* [Aim] Please restate the following records word for word.

* [Data to use]
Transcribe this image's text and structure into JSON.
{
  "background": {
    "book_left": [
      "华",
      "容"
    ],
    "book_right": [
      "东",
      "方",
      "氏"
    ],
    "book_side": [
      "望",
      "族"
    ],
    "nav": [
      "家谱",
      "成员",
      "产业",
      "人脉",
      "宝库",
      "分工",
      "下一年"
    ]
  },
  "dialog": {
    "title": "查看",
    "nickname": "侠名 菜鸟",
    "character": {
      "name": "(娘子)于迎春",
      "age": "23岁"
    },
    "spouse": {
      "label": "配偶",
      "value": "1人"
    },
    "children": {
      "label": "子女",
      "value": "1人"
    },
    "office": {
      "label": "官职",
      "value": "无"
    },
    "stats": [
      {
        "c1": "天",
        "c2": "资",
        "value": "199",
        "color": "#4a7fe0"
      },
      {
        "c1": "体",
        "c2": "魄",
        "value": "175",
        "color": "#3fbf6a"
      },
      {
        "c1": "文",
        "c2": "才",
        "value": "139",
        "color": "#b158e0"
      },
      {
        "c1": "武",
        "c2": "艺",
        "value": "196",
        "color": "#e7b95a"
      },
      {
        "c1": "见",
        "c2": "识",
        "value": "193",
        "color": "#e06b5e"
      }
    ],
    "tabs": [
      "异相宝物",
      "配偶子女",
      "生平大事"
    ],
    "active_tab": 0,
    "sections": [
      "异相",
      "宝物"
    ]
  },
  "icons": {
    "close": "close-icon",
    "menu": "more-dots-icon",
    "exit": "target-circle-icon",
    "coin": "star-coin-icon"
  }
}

* [Exercise result]
Transcribe this image's text and structure into JSON.
{
  "background": {
    "book_left": [
      "华",
      "容"
    ],
    "book_right": [
      "东",
      "方",
      "氏"
    ],
    "book_side": [
      "望",
      "族"
    ],
    "nav": [
      "家谱",
      "成员",
      "产业",
      "人脉",
      "宝库",
      "分工",
      "下一年"
    ]
  },
  "dialog": {
    "title": "查看",
    "nickname": "侠名 菜鸟",
    "character": {
      "name": "(娘子)于迎春",
      "age": "23岁"
    },
    "spouse": {
      "label": "配偶",
      "value": "1人"
    },
    "children": {
      "label": "子女",
      "value": "1人"
    },
    "office": {
      "label": "官职",
      "value": "无"
    },
    "stats": [
      {
        "c1": "天",
        "c2": "资",
        "value": "199",
        "color": "#4a7fe0"
      },
      {
        "c1": "体",
        "c2": "魄",
        "value": "175",
        "color": "#3fbf6a"
      },
      {
        "c1": "文",
        "c2": "才",
        "value": "139",
        "color": "#b158e0"
      },
      {
        "c1": "武",
        "c2": "艺",
        "value": "196",
        "color": "#e7b95a"
      },
      {
        "c1": "见",
        "c2": "识",
        "value": "193",
        "color": "#e06b5e"
      }
    ],
    "tabs": [
      "异相宝物",
      "配偶子女",
      "生平大事"
    ],
    "active_tab": 0,
    "sections": [
      "异相",
      "宝物"
    ]
  },
  "icons": {
    "close": "close-icon",
    "menu": "more-dots-icon",
    "exit": "target-circle-icon",
    "coin": "star-coin-icon"
  }
}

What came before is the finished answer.